Dataset items:
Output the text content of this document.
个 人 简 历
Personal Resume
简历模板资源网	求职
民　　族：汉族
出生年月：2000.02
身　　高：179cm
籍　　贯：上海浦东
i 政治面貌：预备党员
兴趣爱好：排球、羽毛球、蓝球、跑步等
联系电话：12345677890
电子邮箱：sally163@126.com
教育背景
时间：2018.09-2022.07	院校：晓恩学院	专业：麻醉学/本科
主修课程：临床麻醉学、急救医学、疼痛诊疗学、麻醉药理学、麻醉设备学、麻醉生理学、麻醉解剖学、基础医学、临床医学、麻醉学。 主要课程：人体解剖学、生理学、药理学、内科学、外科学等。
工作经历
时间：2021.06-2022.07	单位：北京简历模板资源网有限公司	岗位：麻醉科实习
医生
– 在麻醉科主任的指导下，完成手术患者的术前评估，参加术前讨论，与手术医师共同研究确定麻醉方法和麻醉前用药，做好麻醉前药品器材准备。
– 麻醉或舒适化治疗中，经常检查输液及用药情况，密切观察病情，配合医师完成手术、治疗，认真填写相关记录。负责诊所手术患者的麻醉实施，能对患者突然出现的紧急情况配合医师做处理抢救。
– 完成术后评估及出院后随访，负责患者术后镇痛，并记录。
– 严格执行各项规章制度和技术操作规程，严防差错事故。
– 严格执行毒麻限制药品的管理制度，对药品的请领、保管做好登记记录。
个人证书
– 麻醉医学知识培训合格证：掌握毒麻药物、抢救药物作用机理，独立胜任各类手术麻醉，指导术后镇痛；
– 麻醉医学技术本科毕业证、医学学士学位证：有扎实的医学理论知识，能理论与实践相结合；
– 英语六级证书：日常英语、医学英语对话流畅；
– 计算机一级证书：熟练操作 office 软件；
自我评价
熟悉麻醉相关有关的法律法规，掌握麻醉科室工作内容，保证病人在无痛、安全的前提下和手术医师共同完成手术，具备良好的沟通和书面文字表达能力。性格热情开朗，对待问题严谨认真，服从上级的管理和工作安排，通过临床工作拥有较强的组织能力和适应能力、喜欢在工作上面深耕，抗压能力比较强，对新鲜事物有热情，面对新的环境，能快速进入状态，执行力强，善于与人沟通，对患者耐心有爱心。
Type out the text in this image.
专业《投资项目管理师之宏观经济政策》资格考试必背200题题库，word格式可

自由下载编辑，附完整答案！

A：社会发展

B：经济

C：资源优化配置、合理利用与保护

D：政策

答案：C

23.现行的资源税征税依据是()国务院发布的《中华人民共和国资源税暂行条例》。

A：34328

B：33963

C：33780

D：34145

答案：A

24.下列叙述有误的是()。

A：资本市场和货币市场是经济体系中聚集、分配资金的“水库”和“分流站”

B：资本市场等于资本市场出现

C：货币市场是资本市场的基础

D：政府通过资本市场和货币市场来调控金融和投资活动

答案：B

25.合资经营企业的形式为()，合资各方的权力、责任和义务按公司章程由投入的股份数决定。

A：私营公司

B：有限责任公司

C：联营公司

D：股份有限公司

Written request
Write out every entry above, word for word.

Response to this task
Output the text content of this document.
个 人 简 历
Personal Resume
简历模板资源网	求职
民　　族：汉族
出生年月：2000.02
身　　高：179cm
籍　　贯：上海浦东
i 政治面貌：预备党员
兴趣爱好：排球、羽毛球、蓝球、跑步等
联系电话：12345677890
电子邮箱：sally163@126.com
教育背景
时间：2018.09-2022.07	院校：晓恩学院	专业：麻醉学/本科
主修课程：临床麻醉学、急救医学、疼痛诊疗学、麻醉药理学、麻醉设备学、麻醉生理学、麻醉解剖学、基础医学、临床医学、麻醉学。 主要课程：人体解剖学、生理学、药理学、内科学、外科学等。
工作经历
时间：2021.06-2022.07	单位：北京简历模板资源网有限公司	岗位：麻醉科实习
医生
– 在麻醉科主任的指导下，完成手术患者的术前评估，参加术前讨论，与手术医师共同研究确定麻醉方法和麻醉前用药，做好麻醉前药品器材准备。
– 麻醉或舒适化治疗中，经常检查输液及用药情况，密切观察病情，配合医师完成手术、治疗，认真填写相关记录。负责诊所手术患者的麻醉实施，能对患者突然出现的紧急情况配合医师做处理抢救。
– 完成术后评估及出院后随访，负责患者术后镇痛，并记录。
– 严格执行各项规章制度和技术操作规程，严防差错事故。
– 严格执行毒麻限制药品的管理制度，对药品的请领、保管做好登记记录。
个人证书
– 麻醉医学知识培训合格证：掌握毒麻药物、抢救药物作用机理，独立胜任各类手术麻醉，指导术后镇痛；
– 麻醉医学技术本科毕业证、医学学士学位证：有扎实的医学理论知识，能理论与实践相结合；
– 英语六级证书：日常英语、医学英语对话流畅；
– 计算机一级证书：熟练操作 office 软件；
自我评价
熟悉麻醉相关有关的法律法规，掌握麻醉科室工作内容，保证病人在无痛、安全的前提下和手术医师共同完成手术，具备良好的沟通和书面文字表达能力。性格热情开朗，对待问题严谨认真，服从上级的管理和工作安排，通过临床工作拥有较强的组织能力和适应能力、喜欢在工作上面深耕，抗压能力比较强，对新鲜事物有热情，面对新的环境，能快速进入状态，执行力强，善于与人沟通，对患者耐心有爱心。
Type out the text in this image.
专业《投资项目管理师之宏观经济政策》资格考试必背200题题库，word格式可

自由下载编辑，附完整答案！

A：社会发展

B：经济

C：资源优化配置、合理利用与保护

D：政策

答案：C

23.现行的资源税征税依据是()国务院发布的《中华人民共和国资源税暂行条例》。

A：34328

B：33963

C：33780

D：34145

答案：A

24.下列叙述有误的是()。

A：资本市场和货币市场是经济体系中聚集、分配资金的“水库”和“分流站”

B：资本市场等于资本市场出现

C：货币市场是资本市场的基础

D：政府通过资本市场和货币市场来调控金融和投资活动

答案：B

25.合资经营企业的形式为()，合资各方的权力、责任和义务按公司章程由投入的股份数决定。

A：私营公司

B：有限责任公司

C：联营公司

D：股份有限公司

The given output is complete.